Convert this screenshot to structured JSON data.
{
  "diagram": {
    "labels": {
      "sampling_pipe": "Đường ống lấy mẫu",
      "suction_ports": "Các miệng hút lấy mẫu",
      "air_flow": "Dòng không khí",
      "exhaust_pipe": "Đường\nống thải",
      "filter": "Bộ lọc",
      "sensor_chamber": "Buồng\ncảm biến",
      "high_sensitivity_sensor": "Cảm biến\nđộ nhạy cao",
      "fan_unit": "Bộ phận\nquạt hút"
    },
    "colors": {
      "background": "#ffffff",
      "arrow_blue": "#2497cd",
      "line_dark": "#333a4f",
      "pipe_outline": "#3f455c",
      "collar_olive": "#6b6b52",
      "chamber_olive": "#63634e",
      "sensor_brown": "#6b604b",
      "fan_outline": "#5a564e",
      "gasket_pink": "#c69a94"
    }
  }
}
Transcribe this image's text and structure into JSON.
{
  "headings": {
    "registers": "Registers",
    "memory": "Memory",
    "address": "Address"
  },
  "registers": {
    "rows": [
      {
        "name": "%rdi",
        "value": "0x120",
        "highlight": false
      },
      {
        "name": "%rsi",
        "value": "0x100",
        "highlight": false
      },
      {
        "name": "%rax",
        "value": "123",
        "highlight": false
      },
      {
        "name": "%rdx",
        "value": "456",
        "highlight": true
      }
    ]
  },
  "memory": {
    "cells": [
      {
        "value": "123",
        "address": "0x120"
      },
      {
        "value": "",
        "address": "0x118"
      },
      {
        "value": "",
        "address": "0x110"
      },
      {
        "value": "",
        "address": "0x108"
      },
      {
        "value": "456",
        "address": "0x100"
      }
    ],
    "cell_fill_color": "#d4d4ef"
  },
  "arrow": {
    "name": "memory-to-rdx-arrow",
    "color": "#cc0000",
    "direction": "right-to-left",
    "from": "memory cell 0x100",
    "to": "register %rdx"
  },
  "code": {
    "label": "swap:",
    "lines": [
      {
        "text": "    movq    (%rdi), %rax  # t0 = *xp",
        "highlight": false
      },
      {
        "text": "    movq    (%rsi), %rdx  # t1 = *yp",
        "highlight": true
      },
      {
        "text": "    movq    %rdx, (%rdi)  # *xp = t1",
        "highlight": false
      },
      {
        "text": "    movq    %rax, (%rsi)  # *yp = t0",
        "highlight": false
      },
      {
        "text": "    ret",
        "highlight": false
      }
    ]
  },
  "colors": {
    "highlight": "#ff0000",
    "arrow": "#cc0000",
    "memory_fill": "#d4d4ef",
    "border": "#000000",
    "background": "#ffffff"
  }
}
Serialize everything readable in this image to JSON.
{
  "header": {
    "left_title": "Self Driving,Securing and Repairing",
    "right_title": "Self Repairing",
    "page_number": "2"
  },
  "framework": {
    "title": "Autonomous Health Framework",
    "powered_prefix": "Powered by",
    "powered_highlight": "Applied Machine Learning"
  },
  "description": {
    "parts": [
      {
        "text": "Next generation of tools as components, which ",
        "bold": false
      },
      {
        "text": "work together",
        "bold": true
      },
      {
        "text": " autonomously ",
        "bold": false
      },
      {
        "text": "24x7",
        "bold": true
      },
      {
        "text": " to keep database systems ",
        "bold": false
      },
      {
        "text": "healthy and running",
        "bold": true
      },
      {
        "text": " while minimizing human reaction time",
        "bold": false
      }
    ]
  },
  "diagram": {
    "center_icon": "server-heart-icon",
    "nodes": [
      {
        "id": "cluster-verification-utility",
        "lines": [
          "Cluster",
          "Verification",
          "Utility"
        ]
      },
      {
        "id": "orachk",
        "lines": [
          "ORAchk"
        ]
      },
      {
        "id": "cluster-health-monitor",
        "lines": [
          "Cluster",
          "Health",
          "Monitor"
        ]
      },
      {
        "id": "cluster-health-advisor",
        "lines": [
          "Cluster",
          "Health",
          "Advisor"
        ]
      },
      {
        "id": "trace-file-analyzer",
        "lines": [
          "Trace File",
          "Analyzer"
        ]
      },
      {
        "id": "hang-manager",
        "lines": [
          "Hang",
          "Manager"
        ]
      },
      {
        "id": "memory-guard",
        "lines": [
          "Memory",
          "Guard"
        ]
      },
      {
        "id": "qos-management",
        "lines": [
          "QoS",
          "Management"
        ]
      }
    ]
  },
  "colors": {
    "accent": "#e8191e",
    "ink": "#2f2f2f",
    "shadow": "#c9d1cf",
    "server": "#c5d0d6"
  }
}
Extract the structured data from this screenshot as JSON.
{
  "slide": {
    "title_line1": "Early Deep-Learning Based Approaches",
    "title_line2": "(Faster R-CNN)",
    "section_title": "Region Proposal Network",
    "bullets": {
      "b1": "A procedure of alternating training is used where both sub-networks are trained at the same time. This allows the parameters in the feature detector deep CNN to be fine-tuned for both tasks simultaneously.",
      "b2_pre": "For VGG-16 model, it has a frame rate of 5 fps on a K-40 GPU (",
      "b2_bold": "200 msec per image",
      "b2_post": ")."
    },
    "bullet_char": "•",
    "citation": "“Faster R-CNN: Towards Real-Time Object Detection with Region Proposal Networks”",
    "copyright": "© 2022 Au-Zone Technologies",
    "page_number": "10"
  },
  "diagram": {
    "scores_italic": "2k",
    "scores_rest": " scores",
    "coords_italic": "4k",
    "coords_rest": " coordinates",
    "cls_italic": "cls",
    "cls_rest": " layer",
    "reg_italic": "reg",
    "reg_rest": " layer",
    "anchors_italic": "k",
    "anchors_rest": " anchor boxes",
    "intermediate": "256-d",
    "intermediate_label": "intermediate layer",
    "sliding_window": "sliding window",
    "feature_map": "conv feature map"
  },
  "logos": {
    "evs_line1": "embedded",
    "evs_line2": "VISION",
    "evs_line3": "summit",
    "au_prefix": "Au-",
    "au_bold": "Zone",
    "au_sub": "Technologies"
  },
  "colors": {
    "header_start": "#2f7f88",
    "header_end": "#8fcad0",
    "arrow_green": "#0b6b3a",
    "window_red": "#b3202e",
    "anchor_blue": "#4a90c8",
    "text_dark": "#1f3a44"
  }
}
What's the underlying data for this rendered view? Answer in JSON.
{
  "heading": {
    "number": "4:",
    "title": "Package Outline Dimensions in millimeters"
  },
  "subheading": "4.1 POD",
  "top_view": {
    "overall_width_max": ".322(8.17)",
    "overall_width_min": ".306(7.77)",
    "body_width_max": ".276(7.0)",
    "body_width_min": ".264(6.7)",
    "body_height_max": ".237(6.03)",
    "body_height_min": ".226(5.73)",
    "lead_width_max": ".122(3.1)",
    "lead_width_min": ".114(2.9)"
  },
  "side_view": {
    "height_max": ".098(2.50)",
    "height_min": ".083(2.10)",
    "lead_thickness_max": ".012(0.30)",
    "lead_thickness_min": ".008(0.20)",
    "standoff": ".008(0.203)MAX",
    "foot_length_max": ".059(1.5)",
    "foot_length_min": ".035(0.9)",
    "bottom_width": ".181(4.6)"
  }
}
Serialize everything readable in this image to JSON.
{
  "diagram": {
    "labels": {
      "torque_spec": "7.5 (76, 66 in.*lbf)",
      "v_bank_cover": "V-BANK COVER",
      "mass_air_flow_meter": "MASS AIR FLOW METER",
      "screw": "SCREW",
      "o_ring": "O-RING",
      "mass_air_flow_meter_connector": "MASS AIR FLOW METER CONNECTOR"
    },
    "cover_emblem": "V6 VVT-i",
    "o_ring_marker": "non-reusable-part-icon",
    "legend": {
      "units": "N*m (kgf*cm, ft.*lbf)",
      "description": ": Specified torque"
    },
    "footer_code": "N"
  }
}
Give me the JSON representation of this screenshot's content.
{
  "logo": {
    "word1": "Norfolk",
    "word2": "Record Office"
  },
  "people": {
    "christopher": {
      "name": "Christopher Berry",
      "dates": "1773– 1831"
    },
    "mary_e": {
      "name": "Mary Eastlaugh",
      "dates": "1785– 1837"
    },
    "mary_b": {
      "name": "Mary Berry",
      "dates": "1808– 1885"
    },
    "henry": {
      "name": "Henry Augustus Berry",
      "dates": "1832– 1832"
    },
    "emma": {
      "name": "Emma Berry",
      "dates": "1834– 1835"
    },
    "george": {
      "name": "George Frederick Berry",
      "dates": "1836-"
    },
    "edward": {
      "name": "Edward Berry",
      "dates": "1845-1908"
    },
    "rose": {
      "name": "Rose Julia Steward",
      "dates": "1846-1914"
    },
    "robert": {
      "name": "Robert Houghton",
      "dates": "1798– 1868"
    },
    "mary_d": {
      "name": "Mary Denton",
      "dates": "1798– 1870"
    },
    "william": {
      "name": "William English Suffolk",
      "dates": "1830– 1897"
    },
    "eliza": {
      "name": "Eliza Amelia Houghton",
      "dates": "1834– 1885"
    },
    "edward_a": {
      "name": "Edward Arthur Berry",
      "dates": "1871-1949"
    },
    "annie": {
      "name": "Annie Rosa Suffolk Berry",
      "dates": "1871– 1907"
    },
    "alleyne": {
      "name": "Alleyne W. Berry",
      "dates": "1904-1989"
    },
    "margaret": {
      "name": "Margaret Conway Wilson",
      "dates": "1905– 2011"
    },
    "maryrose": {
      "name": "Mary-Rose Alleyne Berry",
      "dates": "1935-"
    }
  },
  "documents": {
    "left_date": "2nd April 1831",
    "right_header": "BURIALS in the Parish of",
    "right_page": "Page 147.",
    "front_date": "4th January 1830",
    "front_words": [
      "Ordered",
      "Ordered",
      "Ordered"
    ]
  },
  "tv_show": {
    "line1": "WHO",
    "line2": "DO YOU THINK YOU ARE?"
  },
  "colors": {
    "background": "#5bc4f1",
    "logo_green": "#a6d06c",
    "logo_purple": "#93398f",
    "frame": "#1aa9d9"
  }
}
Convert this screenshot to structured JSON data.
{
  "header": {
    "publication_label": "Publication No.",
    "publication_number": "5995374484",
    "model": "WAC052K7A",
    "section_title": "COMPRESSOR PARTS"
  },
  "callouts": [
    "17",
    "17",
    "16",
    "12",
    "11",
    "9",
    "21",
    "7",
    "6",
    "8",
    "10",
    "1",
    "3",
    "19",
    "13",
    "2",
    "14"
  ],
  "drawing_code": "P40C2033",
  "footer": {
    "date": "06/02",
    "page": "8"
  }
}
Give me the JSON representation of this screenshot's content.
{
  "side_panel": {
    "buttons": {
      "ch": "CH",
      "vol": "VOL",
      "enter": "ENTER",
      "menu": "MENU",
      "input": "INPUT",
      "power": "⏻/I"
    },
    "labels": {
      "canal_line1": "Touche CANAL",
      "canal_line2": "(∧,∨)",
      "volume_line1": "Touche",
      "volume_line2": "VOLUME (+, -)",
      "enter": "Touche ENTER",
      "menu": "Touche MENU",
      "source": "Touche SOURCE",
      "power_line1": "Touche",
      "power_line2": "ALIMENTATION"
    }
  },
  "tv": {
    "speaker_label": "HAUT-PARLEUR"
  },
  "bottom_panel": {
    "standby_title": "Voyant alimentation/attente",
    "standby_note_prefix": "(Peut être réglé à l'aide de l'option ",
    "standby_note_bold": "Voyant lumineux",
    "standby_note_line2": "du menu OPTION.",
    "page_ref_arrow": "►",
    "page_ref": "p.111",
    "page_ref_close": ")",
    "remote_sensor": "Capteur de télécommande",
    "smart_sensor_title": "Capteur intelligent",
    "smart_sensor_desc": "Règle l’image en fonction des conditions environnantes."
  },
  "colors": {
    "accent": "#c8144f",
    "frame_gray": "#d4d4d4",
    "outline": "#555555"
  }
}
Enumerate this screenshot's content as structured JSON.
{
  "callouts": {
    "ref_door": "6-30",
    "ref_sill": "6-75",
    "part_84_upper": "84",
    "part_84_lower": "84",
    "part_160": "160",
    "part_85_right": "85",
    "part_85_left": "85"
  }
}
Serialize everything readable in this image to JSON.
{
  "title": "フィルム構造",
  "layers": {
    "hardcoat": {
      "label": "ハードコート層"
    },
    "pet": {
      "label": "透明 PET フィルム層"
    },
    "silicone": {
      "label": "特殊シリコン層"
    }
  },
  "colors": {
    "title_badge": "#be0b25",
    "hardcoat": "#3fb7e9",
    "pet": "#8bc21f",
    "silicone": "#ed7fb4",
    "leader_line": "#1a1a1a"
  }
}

• • • • • • •

• YOUR GOAL: Filter the entries down to the lines containing "Proposal". Copy each of those lines.

• FINISHED ANSWER:
    "section_title": "Region Proposal Network",
    "citation": "“Faster R-CNN: Towards Real-Time Object Detection with Region Proposal Networks”",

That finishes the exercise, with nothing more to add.